>> start

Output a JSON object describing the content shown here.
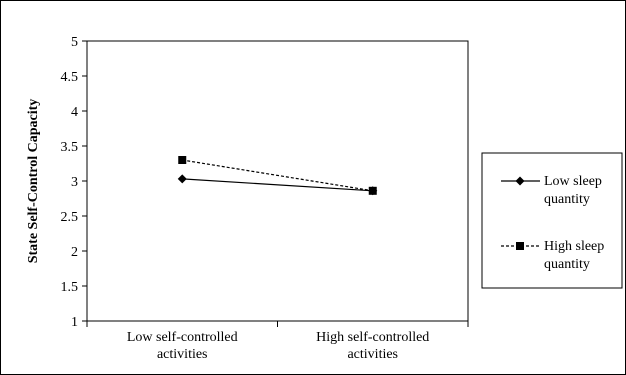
{
  "chart_data": {
    "type": "line",
    "categories": [
      [
        "Low self-controlled",
        "activities"
      ],
      [
        "High self-controlled",
        "activities"
      ]
    ],
    "series": [
      {
        "name": [
          "Low sleep",
          "quantity"
        ],
        "values": [
          3.03,
          2.86
        ],
        "marker": "diamond",
        "line_style": "solid",
        "color": "#000000"
      },
      {
        "name": [
          "High sleep",
          "quantity"
        ],
        "values": [
          3.3,
          2.86
        ],
        "marker": "square",
        "line_style": "dashed",
        "color": "#000000"
      }
    ],
    "ylabel": "State Self-Control Capacity",
    "xlabel": "",
    "ylim": [
      1,
      5
    ],
    "yticks": [
      "1",
      "1.5",
      "2",
      "2.5",
      "3",
      "3.5",
      "4",
      "4.5",
      "5"
    ],
    "grid": false,
    "legend": "right"
  }
}
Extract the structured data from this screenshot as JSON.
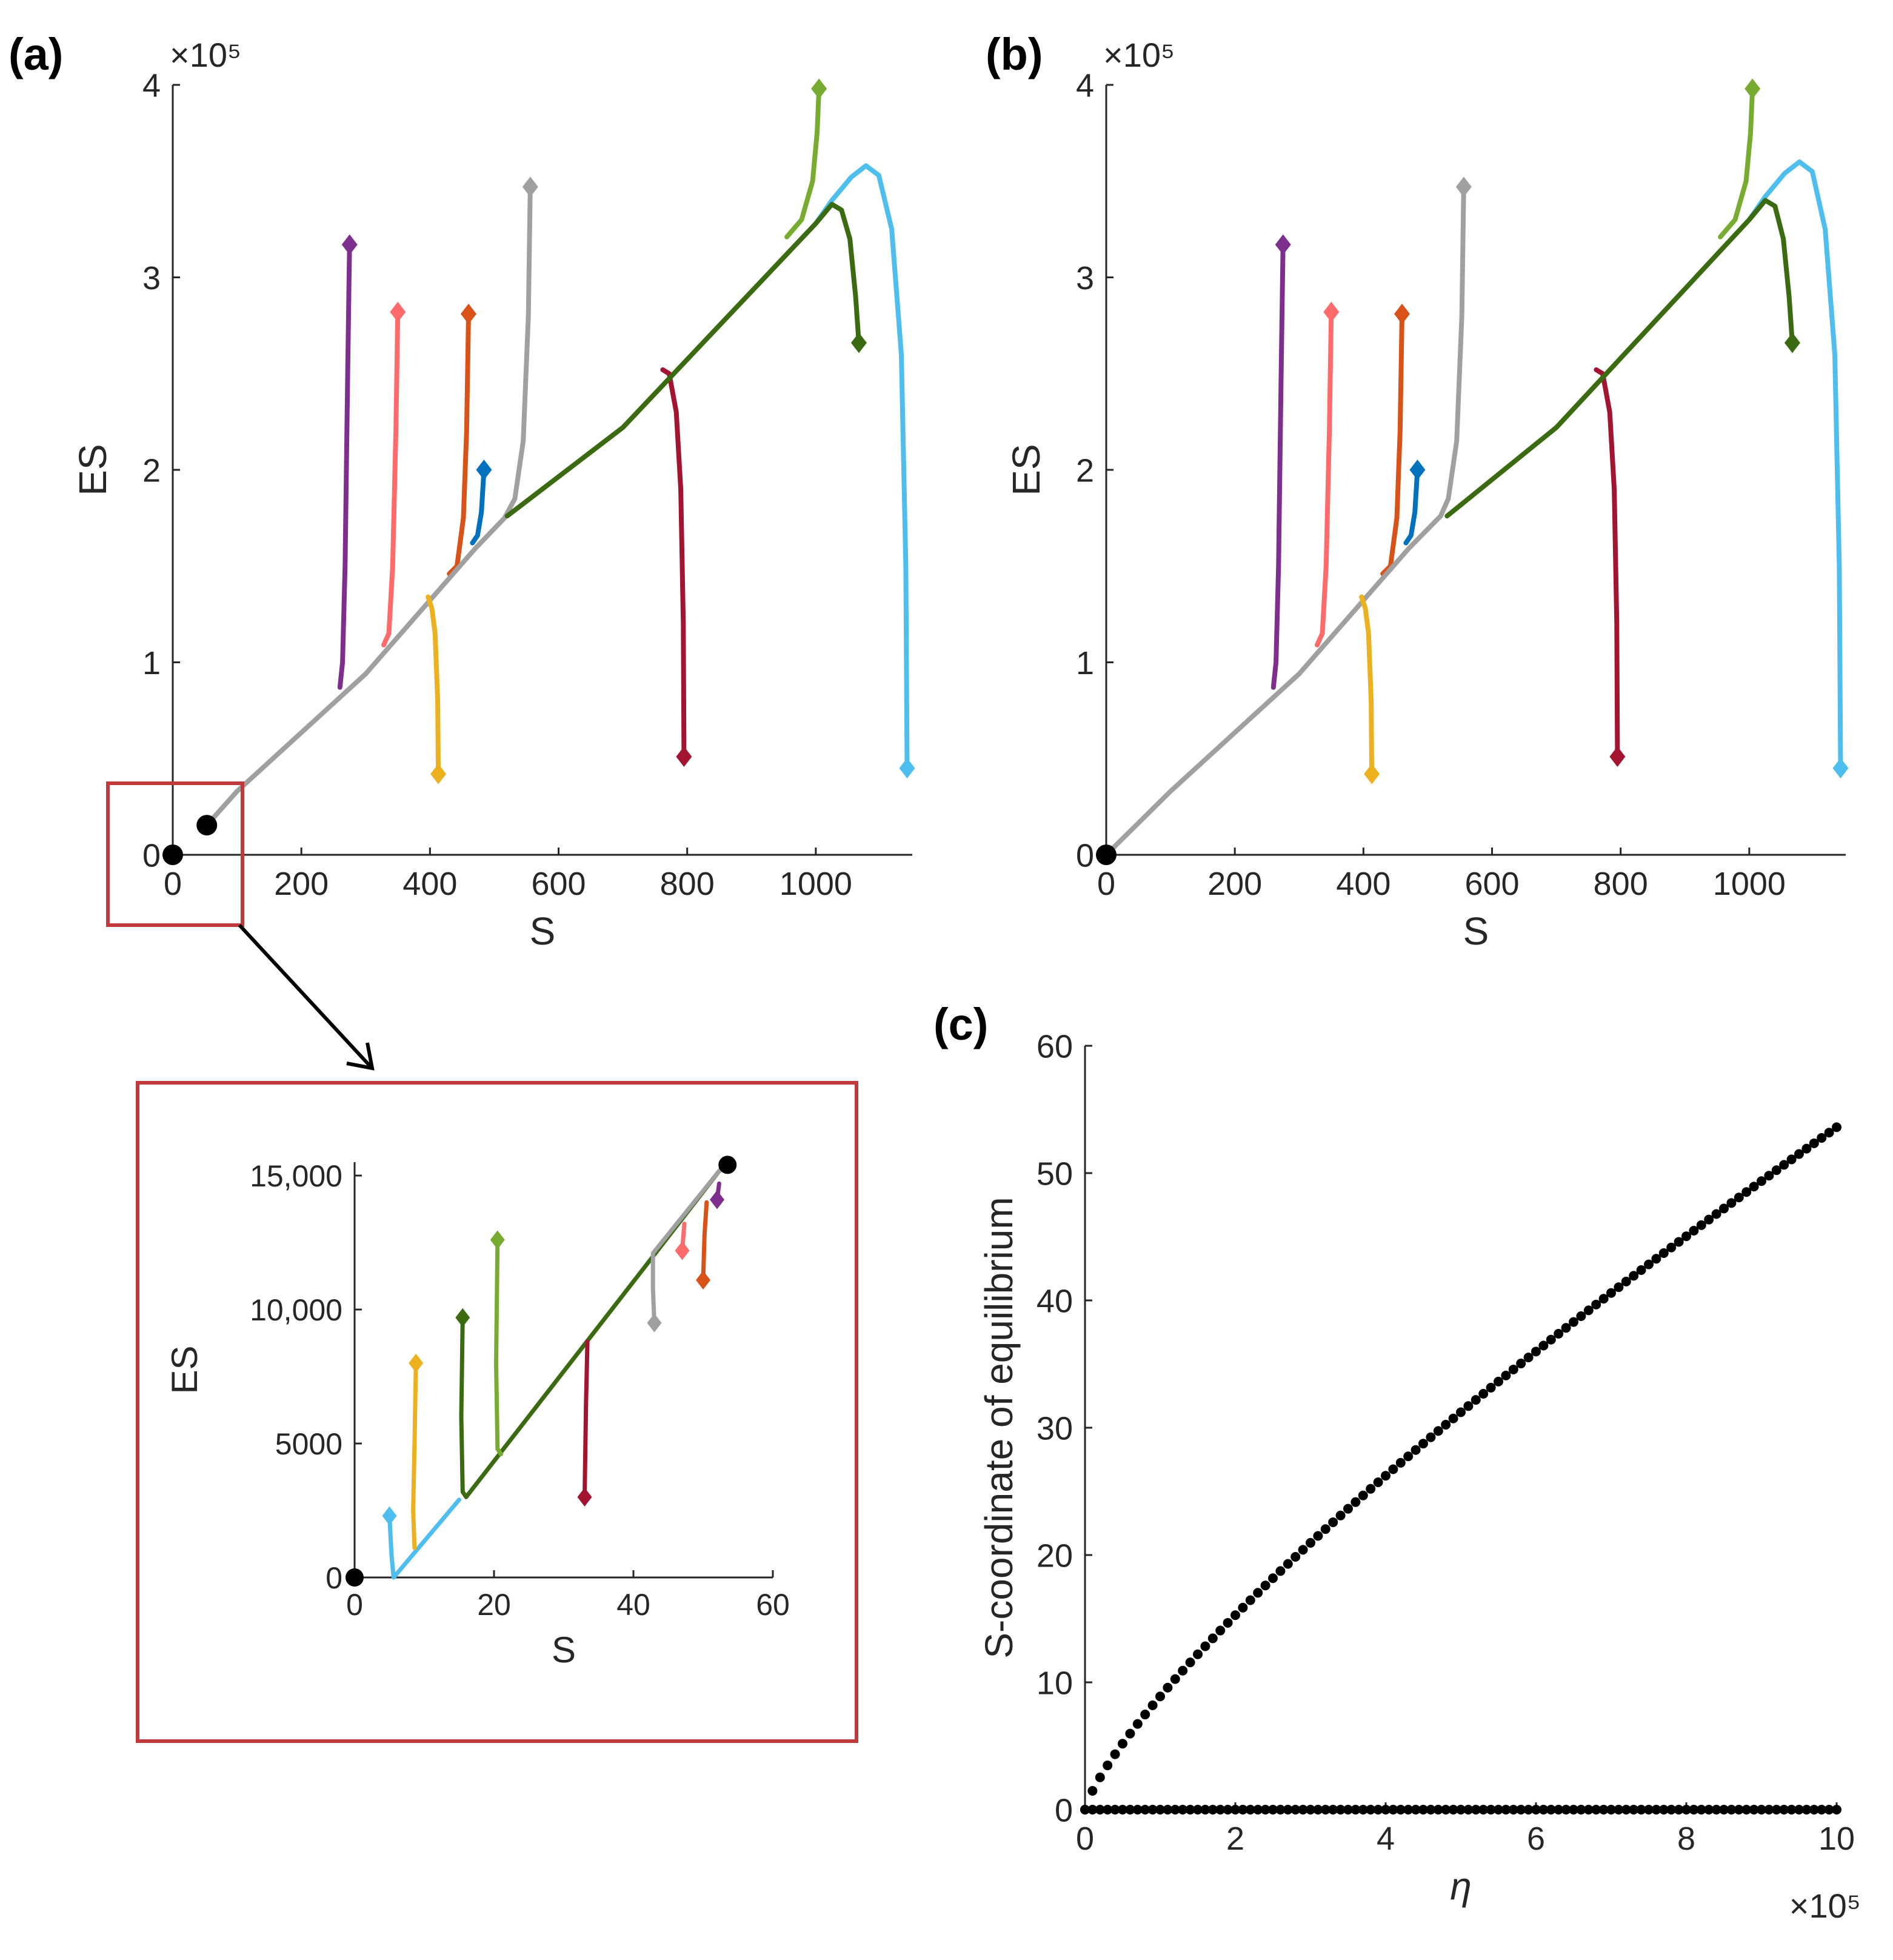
{
  "panels": {
    "a": "(a)",
    "b": "(b)",
    "c": "(c)"
  },
  "colors": {
    "purple": "#7E2F8E",
    "salmon": "#FF6B6B",
    "orange": "#D95319",
    "blue": "#0072BD",
    "gray": "#A0A0A0",
    "yellow": "#EDB120",
    "crimson": "#A2142F",
    "lightgreen": "#77AC30",
    "darkgreen": "#3A6B10",
    "skyblue": "#4DBEEE",
    "black": "#000000",
    "zoombox": "#C0393B"
  },
  "chart_data": [
    {
      "id": "a",
      "type": "line",
      "title": "",
      "xlabel": "S",
      "ylabel": "ES",
      "y_exponent": "×10⁵",
      "xlim": [
        0,
        1150
      ],
      "ylim": [
        0,
        400000
      ],
      "xticks": [
        0,
        200,
        400,
        600,
        800,
        1000
      ],
      "yticks": [
        0,
        100000,
        200000,
        300000,
        400000
      ],
      "ytick_labels": [
        "0",
        "1",
        "2",
        "3",
        "4"
      ],
      "equilibria": [
        [
          0,
          0
        ],
        [
          53,
          15400
        ]
      ],
      "series": [
        {
          "color": "purple",
          "start": [
            275,
            317000
          ],
          "points": [
            [
              275,
              317000
            ],
            [
              272,
              250000
            ],
            [
              268,
              150000
            ],
            [
              264,
              100000
            ],
            [
              260,
              87000
            ]
          ]
        },
        {
          "color": "salmon",
          "start": [
            350,
            282000
          ],
          "points": [
            [
              350,
              282000
            ],
            [
              347,
              220000
            ],
            [
              342,
              150000
            ],
            [
              336,
              115000
            ],
            [
              328,
              109000
            ]
          ]
        },
        {
          "color": "orange",
          "start": [
            460,
            281000
          ],
          "points": [
            [
              460,
              281000
            ],
            [
              457,
              220000
            ],
            [
              452,
              175000
            ],
            [
              442,
              150000
            ],
            [
              430,
              146000
            ]
          ]
        },
        {
          "color": "blue",
          "start": [
            484,
            200000
          ],
          "points": [
            [
              484,
              200000
            ],
            [
              480,
              178000
            ],
            [
              474,
              166000
            ],
            [
              466,
              162000
            ]
          ]
        },
        {
          "color": "gray",
          "start": [
            556,
            347000
          ],
          "points": [
            [
              556,
              347000
            ],
            [
              553,
              280000
            ],
            [
              545,
              215000
            ],
            [
              532,
              185000
            ],
            [
              516,
              175000
            ],
            [
              470,
              159000
            ],
            [
              300,
              94000
            ],
            [
              100,
              33000
            ],
            [
              53,
              15400
            ]
          ]
        },
        {
          "color": "yellow",
          "start": [
            413,
            42000
          ],
          "points": [
            [
              413,
              42000
            ],
            [
              412,
              80000
            ],
            [
              408,
              115000
            ],
            [
              403,
              128000
            ],
            [
              397,
              134000
            ]
          ]
        },
        {
          "color": "crimson",
          "start": [
            795,
            51000
          ],
          "points": [
            [
              795,
              51000
            ],
            [
              794,
              120000
            ],
            [
              790,
              190000
            ],
            [
              783,
              230000
            ],
            [
              772,
              250000
            ],
            [
              762,
              252000
            ]
          ]
        },
        {
          "color": "skyblue",
          "start": [
            1142,
            45000
          ],
          "points": [
            [
              1142,
              45000
            ],
            [
              1140,
              150000
            ],
            [
              1133,
              260000
            ],
            [
              1118,
              325000
            ],
            [
              1098,
              353000
            ],
            [
              1078,
              358000
            ],
            [
              1055,
              352000
            ],
            [
              1025,
              340000
            ],
            [
              1000,
              328000
            ]
          ]
        },
        {
          "color": "lightgreen",
          "start": [
            1005,
            398000
          ],
          "points": [
            [
              1005,
              398000
            ],
            [
              1002,
              375000
            ],
            [
              995,
              350000
            ],
            [
              978,
              330000
            ],
            [
              955,
              321000
            ]
          ]
        },
        {
          "color": "darkgreen",
          "start": [
            1067,
            266000
          ],
          "points": [
            [
              1067,
              266000
            ],
            [
              1062,
              290000
            ],
            [
              1053,
              320000
            ],
            [
              1040,
              335000
            ],
            [
              1025,
              338000
            ],
            [
              1000,
              328000
            ],
            [
              700,
              222000
            ],
            [
              520,
              176000
            ]
          ]
        }
      ]
    },
    {
      "id": "b",
      "type": "line",
      "title": "",
      "xlabel": "S",
      "ylabel": "ES",
      "y_exponent": "×10⁵",
      "xlim": [
        0,
        1150
      ],
      "ylim": [
        0,
        400000
      ],
      "xticks": [
        0,
        200,
        400,
        600,
        800,
        1000
      ],
      "yticks": [
        0,
        100000,
        200000,
        300000,
        400000
      ],
      "ytick_labels": [
        "0",
        "1",
        "2",
        "3",
        "4"
      ],
      "equilibria": [
        [
          0,
          0
        ]
      ],
      "series": [
        {
          "color": "purple",
          "start": [
            275,
            317000
          ],
          "points": [
            [
              275,
              317000
            ],
            [
              272,
              250000
            ],
            [
              268,
              150000
            ],
            [
              264,
              100000
            ],
            [
              260,
              87000
            ]
          ]
        },
        {
          "color": "salmon",
          "start": [
            350,
            282000
          ],
          "points": [
            [
              350,
              282000
            ],
            [
              347,
              220000
            ],
            [
              342,
              150000
            ],
            [
              336,
              115000
            ],
            [
              328,
              109000
            ]
          ]
        },
        {
          "color": "orange",
          "start": [
            460,
            281000
          ],
          "points": [
            [
              460,
              281000
            ],
            [
              457,
              220000
            ],
            [
              452,
              175000
            ],
            [
              442,
              150000
            ],
            [
              430,
              146000
            ]
          ]
        },
        {
          "color": "blue",
          "start": [
            484,
            200000
          ],
          "points": [
            [
              484,
              200000
            ],
            [
              480,
              178000
            ],
            [
              474,
              166000
            ],
            [
              466,
              162000
            ]
          ]
        },
        {
          "color": "gray",
          "start": [
            556,
            347000
          ],
          "points": [
            [
              556,
              347000
            ],
            [
              553,
              280000
            ],
            [
              545,
              215000
            ],
            [
              532,
              185000
            ],
            [
              520,
              176000
            ],
            [
              470,
              159000
            ],
            [
              300,
              94000
            ],
            [
              100,
              33000
            ],
            [
              0,
              0
            ]
          ]
        },
        {
          "color": "yellow",
          "start": [
            413,
            42000
          ],
          "points": [
            [
              413,
              42000
            ],
            [
              412,
              80000
            ],
            [
              408,
              115000
            ],
            [
              403,
              128000
            ],
            [
              397,
              134000
            ]
          ]
        },
        {
          "color": "crimson",
          "start": [
            795,
            51000
          ],
          "points": [
            [
              795,
              51000
            ],
            [
              794,
              120000
            ],
            [
              790,
              190000
            ],
            [
              783,
              230000
            ],
            [
              772,
              250000
            ],
            [
              762,
              252000
            ]
          ]
        },
        {
          "color": "skyblue",
          "start": [
            1142,
            45000
          ],
          "points": [
            [
              1142,
              45000
            ],
            [
              1140,
              150000
            ],
            [
              1133,
              260000
            ],
            [
              1118,
              325000
            ],
            [
              1098,
              355000
            ],
            [
              1078,
              360000
            ],
            [
              1055,
              354000
            ],
            [
              1025,
              342000
            ],
            [
              1000,
              330000
            ]
          ]
        },
        {
          "color": "lightgreen",
          "start": [
            1005,
            398000
          ],
          "points": [
            [
              1005,
              398000
            ],
            [
              1002,
              375000
            ],
            [
              995,
              350000
            ],
            [
              978,
              330000
            ],
            [
              955,
              321000
            ]
          ]
        },
        {
          "color": "darkgreen",
          "start": [
            1067,
            266000
          ],
          "points": [
            [
              1067,
              266000
            ],
            [
              1062,
              290000
            ],
            [
              1053,
              320000
            ],
            [
              1040,
              337000
            ],
            [
              1025,
              340000
            ],
            [
              1000,
              330000
            ],
            [
              700,
              222000
            ],
            [
              530,
              176000
            ]
          ]
        }
      ]
    },
    {
      "id": "inset",
      "type": "line",
      "title": "",
      "xlabel": "S",
      "ylabel": "ES",
      "xlim": [
        0,
        60
      ],
      "ylim": [
        0,
        15500
      ],
      "xticks": [
        0,
        20,
        40,
        60
      ],
      "yticks": [
        0,
        5000,
        10000,
        15000
      ],
      "ytick_labels": [
        "0",
        "5000",
        "10,000",
        "15,000"
      ],
      "equilibria": [
        [
          0,
          0
        ],
        [
          53.5,
          15400
        ]
      ],
      "series": [
        {
          "color": "skyblue",
          "start": [
            5,
            2300
          ],
          "points": [
            [
              5,
              2300
            ],
            [
              5.3,
              800
            ],
            [
              5.6,
              0
            ],
            [
              15,
              2900
            ]
          ]
        },
        {
          "color": "yellow",
          "start": [
            8.8,
            8000
          ],
          "points": [
            [
              8.8,
              8000
            ],
            [
              8.6,
              5000
            ],
            [
              8.4,
              2500
            ],
            [
              8.6,
              1100
            ]
          ]
        },
        {
          "color": "darkgreen",
          "start": [
            15.5,
            9700
          ],
          "points": [
            [
              15.5,
              9700
            ],
            [
              15.3,
              6000
            ],
            [
              15.5,
              3200
            ],
            [
              16,
              3000
            ],
            [
              53,
              15400
            ]
          ]
        },
        {
          "color": "lightgreen",
          "start": [
            20.5,
            12600
          ],
          "points": [
            [
              20.5,
              12600
            ],
            [
              20.3,
              8000
            ],
            [
              20.5,
              4800
            ],
            [
              21,
              4600
            ]
          ]
        },
        {
          "color": "crimson",
          "start": [
            33,
            3000
          ],
          "points": [
            [
              33,
              3000
            ],
            [
              33.2,
              6500
            ],
            [
              33.4,
              8800
            ]
          ]
        },
        {
          "color": "gray",
          "start": [
            43,
            9500
          ],
          "points": [
            [
              43,
              9500
            ],
            [
              42.8,
              10800
            ],
            [
              42.8,
              12100
            ],
            [
              53,
              15400
            ]
          ]
        },
        {
          "color": "salmon",
          "start": [
            47,
            12200
          ],
          "points": [
            [
              47,
              12200
            ],
            [
              47.3,
              13200
            ]
          ]
        },
        {
          "color": "orange",
          "start": [
            50,
            11100
          ],
          "points": [
            [
              50,
              11100
            ],
            [
              50.2,
              12800
            ],
            [
              50.5,
              14000
            ]
          ]
        },
        {
          "color": "purple",
          "start": [
            52,
            14100
          ],
          "points": [
            [
              52,
              14100
            ],
            [
              52.3,
              14700
            ]
          ]
        }
      ]
    },
    {
      "id": "c",
      "type": "scatter",
      "title": "",
      "xlabel": "η",
      "ylabel": "S-coordinate of equilibrium",
      "x_exponent": "×10⁵",
      "xlim": [
        0,
        1000000
      ],
      "ylim": [
        0,
        60
      ],
      "xticks": [
        0,
        200000,
        400000,
        600000,
        800000,
        1000000
      ],
      "xtick_labels": [
        "0",
        "2",
        "4",
        "6",
        "8",
        "10"
      ],
      "yticks": [
        0,
        10,
        20,
        30,
        40,
        50,
        60
      ],
      "series": [
        {
          "name": "",
          "formula_note": "",
          "x_start": 0,
          "x_end": 1000000,
          "n": 101,
          "upper_end": 53.6
        },
        {
          "name": "",
          "x_start": 0,
          "x_end": 1000000,
          "n": 101,
          "value": 0
        }
      ]
    }
  ]
}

>> end

→ WRITTEN EXERCISE
Count every line in the listing above that holds "JSON", then report only the count.

→ SOLUTION FOR THIS EXERCISE
2